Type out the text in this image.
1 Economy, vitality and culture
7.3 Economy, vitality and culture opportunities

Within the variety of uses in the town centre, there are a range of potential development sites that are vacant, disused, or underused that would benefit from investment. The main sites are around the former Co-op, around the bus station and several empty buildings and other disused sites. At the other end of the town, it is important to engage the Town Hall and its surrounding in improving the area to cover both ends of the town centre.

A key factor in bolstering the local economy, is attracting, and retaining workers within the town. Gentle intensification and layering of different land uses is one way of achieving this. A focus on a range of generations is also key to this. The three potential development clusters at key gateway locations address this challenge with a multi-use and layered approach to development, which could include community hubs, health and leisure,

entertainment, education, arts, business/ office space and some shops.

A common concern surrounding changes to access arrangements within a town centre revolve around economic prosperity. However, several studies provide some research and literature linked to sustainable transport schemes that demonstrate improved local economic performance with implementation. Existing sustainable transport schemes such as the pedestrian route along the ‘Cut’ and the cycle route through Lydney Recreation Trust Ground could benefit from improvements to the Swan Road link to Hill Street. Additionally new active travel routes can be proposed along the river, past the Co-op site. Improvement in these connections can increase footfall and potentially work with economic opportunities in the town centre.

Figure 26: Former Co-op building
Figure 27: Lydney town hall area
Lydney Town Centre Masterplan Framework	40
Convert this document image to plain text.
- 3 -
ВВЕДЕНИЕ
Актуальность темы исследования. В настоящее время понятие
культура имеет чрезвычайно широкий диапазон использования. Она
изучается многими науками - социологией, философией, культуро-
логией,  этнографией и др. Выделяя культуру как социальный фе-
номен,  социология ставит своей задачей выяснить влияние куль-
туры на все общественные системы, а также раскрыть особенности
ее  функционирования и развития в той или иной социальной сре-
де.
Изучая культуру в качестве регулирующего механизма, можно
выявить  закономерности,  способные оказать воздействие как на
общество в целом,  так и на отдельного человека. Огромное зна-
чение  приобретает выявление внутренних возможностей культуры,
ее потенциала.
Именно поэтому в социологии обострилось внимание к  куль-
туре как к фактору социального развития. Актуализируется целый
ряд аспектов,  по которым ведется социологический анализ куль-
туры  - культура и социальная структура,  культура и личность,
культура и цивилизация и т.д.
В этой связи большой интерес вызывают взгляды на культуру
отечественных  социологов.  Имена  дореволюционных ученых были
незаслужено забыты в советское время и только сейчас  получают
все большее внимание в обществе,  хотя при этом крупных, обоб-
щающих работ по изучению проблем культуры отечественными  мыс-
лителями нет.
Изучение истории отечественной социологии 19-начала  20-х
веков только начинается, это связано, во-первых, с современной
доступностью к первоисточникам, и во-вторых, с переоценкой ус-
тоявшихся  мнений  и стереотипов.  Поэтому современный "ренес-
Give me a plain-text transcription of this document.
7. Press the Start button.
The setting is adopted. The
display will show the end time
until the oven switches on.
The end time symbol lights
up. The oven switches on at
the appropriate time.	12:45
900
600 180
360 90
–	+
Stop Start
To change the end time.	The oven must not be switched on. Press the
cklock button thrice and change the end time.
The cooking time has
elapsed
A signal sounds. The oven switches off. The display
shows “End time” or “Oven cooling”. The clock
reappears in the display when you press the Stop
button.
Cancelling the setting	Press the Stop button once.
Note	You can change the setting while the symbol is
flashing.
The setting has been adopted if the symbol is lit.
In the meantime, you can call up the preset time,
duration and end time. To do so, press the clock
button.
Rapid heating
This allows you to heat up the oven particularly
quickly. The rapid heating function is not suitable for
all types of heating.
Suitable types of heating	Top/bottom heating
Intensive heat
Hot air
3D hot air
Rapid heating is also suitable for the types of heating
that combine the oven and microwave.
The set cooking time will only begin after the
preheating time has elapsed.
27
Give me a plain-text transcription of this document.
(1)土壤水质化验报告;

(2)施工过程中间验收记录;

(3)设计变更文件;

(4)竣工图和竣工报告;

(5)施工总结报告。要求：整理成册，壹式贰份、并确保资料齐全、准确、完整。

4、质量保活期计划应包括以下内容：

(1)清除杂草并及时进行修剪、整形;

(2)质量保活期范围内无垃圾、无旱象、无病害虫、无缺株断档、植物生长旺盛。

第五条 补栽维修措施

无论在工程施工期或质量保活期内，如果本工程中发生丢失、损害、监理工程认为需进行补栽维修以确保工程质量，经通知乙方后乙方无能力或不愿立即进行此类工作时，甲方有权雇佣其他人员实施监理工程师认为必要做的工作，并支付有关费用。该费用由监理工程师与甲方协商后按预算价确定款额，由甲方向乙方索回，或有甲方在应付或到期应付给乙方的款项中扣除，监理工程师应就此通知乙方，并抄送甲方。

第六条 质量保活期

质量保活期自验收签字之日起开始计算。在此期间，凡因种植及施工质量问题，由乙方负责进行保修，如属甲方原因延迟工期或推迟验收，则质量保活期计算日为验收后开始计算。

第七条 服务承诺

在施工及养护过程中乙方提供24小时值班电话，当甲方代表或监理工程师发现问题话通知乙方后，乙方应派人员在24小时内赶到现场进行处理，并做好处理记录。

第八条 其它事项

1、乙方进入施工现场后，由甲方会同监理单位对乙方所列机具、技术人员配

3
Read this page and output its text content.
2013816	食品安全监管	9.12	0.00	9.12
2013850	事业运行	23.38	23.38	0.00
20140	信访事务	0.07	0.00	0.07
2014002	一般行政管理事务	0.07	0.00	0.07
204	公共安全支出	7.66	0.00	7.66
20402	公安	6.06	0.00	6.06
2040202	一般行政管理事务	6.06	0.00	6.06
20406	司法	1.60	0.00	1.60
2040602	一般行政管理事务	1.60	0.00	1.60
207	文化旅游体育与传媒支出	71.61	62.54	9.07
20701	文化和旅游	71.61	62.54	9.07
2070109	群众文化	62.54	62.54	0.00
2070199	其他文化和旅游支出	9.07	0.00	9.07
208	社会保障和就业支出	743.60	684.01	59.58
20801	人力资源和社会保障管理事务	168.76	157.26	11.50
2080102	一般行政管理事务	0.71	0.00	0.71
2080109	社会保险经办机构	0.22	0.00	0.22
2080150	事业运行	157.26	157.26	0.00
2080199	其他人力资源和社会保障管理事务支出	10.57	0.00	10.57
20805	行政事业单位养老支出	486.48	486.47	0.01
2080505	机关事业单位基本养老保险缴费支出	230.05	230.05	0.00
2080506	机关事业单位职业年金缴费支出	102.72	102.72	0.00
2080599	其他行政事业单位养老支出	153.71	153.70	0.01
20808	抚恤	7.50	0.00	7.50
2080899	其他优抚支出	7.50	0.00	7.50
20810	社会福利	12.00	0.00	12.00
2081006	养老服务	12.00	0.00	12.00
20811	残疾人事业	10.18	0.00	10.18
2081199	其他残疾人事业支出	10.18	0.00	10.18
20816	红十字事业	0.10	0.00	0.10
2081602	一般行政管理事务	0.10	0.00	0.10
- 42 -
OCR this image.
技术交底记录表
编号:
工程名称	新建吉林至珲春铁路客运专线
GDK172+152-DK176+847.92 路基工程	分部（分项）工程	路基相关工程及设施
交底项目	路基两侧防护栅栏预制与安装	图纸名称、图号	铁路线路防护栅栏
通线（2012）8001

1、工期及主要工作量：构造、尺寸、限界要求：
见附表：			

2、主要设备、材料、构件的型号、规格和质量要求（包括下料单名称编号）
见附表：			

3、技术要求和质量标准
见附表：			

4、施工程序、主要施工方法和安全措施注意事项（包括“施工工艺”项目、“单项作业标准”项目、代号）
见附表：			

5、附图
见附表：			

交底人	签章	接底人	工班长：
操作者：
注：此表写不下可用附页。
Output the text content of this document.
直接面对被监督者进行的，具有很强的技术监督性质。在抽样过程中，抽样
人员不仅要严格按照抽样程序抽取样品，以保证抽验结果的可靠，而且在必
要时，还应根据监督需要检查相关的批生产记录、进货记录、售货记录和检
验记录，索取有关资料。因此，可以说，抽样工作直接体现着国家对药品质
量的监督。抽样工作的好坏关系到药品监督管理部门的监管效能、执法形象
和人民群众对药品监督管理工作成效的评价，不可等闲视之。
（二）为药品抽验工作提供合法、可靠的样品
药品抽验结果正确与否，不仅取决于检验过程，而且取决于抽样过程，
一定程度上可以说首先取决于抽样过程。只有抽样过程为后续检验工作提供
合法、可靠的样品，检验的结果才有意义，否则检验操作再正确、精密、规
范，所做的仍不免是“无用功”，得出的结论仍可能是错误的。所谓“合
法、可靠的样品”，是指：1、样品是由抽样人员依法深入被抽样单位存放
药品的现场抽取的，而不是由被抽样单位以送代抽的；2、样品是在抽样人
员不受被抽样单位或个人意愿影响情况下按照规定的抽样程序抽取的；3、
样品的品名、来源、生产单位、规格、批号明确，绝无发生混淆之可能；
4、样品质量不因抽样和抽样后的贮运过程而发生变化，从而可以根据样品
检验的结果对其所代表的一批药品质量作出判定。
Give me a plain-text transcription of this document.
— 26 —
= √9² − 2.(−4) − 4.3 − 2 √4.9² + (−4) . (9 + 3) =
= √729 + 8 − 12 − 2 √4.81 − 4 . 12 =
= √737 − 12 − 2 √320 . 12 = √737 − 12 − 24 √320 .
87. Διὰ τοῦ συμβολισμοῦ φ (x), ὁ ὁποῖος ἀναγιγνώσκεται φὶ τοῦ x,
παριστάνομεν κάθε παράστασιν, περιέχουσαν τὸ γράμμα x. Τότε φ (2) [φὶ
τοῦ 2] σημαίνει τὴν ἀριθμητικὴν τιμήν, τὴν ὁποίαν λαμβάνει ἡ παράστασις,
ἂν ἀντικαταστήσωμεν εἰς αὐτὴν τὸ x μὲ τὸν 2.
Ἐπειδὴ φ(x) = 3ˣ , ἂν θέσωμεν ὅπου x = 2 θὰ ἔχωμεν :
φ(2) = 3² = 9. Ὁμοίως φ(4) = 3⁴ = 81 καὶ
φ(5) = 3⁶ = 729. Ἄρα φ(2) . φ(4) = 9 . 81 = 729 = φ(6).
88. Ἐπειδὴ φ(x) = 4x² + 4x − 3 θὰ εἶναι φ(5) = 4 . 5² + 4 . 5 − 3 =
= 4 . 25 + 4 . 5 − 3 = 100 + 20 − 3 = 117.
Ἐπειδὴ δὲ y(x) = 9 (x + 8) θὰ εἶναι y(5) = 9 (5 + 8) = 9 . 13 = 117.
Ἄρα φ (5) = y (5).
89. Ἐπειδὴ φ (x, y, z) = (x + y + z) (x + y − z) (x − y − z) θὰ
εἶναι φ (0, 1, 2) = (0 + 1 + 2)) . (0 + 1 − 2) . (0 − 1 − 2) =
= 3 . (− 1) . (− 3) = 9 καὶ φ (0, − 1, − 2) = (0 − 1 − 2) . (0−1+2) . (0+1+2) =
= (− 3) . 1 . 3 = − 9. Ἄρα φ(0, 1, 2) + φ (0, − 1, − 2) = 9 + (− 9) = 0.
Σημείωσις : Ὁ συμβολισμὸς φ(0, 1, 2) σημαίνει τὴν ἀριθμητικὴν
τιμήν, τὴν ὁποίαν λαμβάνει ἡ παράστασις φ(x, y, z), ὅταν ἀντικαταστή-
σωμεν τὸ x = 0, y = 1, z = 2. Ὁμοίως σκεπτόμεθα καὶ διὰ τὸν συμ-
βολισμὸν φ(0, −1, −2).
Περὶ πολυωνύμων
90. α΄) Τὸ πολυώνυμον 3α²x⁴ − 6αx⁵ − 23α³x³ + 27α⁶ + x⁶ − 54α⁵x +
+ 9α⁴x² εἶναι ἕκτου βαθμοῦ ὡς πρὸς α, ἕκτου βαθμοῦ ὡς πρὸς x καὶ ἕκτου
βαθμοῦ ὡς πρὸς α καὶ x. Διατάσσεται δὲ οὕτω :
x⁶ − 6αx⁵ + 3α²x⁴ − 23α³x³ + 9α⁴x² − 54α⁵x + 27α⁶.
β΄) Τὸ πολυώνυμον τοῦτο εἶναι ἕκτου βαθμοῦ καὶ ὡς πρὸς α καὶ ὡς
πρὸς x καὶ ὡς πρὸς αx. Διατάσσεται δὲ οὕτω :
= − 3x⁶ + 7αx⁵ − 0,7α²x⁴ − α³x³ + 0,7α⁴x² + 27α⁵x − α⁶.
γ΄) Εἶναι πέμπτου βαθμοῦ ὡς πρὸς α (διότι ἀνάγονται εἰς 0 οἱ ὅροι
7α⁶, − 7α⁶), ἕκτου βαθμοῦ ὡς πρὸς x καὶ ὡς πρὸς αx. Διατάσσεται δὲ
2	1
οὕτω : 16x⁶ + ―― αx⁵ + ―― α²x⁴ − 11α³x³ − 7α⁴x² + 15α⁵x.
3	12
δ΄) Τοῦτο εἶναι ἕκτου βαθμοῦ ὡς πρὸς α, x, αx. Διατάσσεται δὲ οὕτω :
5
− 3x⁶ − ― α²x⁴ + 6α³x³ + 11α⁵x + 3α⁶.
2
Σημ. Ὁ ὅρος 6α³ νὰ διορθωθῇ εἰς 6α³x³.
════
*Short task*. Return each full line of the entries that contains the word "Διατάσσεται".

*Expected answer*.
βαθμοῦ ὡς πρὸς α καὶ x. Διατάσσεται δὲ οὕτω :
πρὸς x καὶ ὡς πρὸς αx. Διατάσσεται δὲ οὕτω :
7α⁶, − 7α⁶), ἕκτου βαθμοῦ ὡς πρὸς x καὶ ὡς πρὸς αx. Διατάσσεται δὲ
δ΄) Τοῦτο εἶναι ἕκτου βαθμοῦ ὡς πρὸς α, x, αx. Διατάσσεται δὲ οὕτω :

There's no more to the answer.